• [REQUEST]
Copy all lines below exactly as written. Leave pictures out.

----------------

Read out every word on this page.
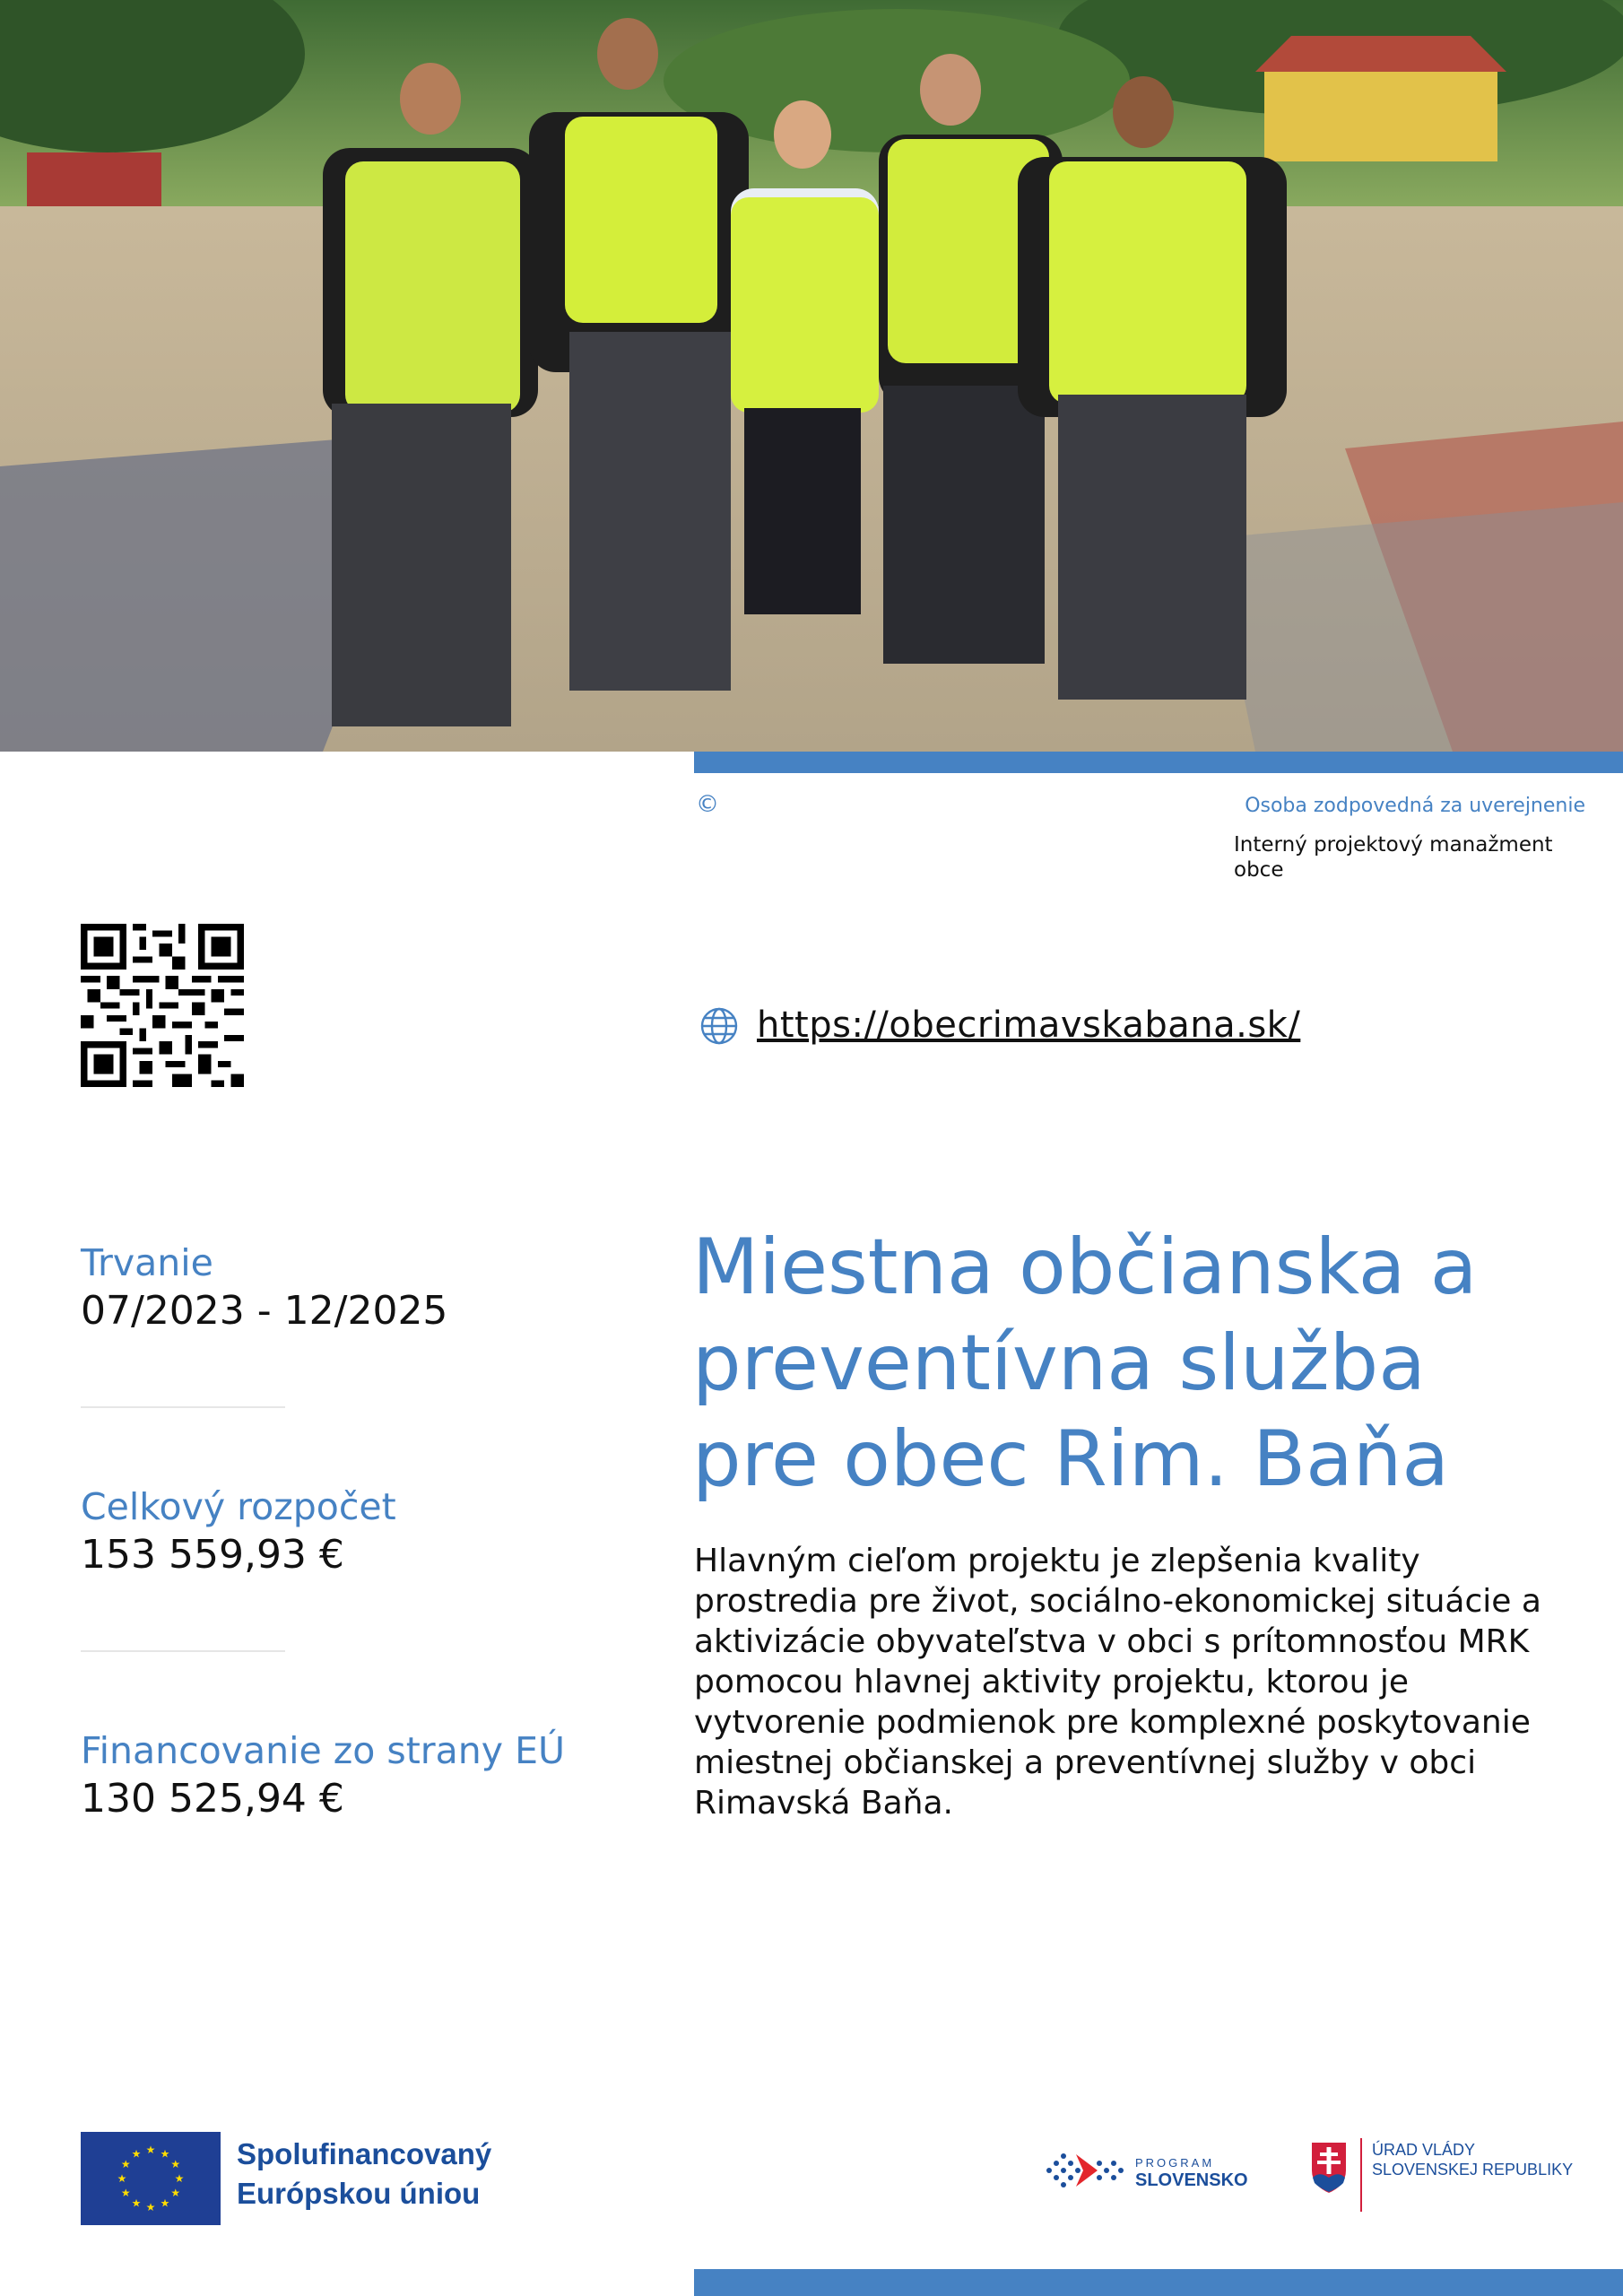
©	Osoba zodpovedná za uverejnenie
Interný projektový manažment obce
https://obecrimavskabana.sk/
Trvanie
07/2023 - 12/2025
Celkový rozpočet
153 559,93 €
Financovanie zo strany EÚ
130 525,94 €
Miestna občianska a preventívna služba pre obec Rim. Baňa
Hlavným cieľom projektu je zlepšenia kvality prostredia pre život, sociálno-ekonomickej situácie a aktivizácie obyvateľstva v obci s prítomnosťou MRK pomocou hlavnej aktivity projektu, ktorou je vytvorenie podmienok pre komplexné poskytovanie miestnej občianskej a preventívnej služby v obci Rimavská Baňa.
★ ★
★
★
★
★
★
★
★
★
★
★	Spolufinancovaný
Európskou úniou
PROGRAM
SLOVENSKO
ÚRAD VLÁDY
SLOVENSKEJ REPUBLIKY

----------------

• [ANSWER TO THE EXERCISE]
Read out every word on this page.
©	Osoba zodpovedná za uverejnenie
Interný projektový manažment obce
https://obecrimavskabana.sk/
Trvanie
07/2023 - 12/2025
Celkový rozpočet
153 559,93 €
Financovanie zo strany EÚ
130 525,94 €
Miestna občianska a preventívna služba pre obec Rim. Baňa
Hlavným cieľom projektu je zlepšenia kvality prostredia pre život, sociálno-ekonomickej situácie a aktivizácie obyvateľstva v obci s prítomnosťou MRK pomocou hlavnej aktivity projektu, ktorou je vytvorenie podmienok pre komplexné poskytovanie miestnej občianskej a preventívnej služby v obci Rimavská Baňa.
★ ★
★
★
★
★
★
★
★
★
★
★	Spolufinancovaný
Európskou úniou
PROGRAM
SLOVENSKO
ÚRAD VLÁDY
SLOVENSKEJ REPUBLIKY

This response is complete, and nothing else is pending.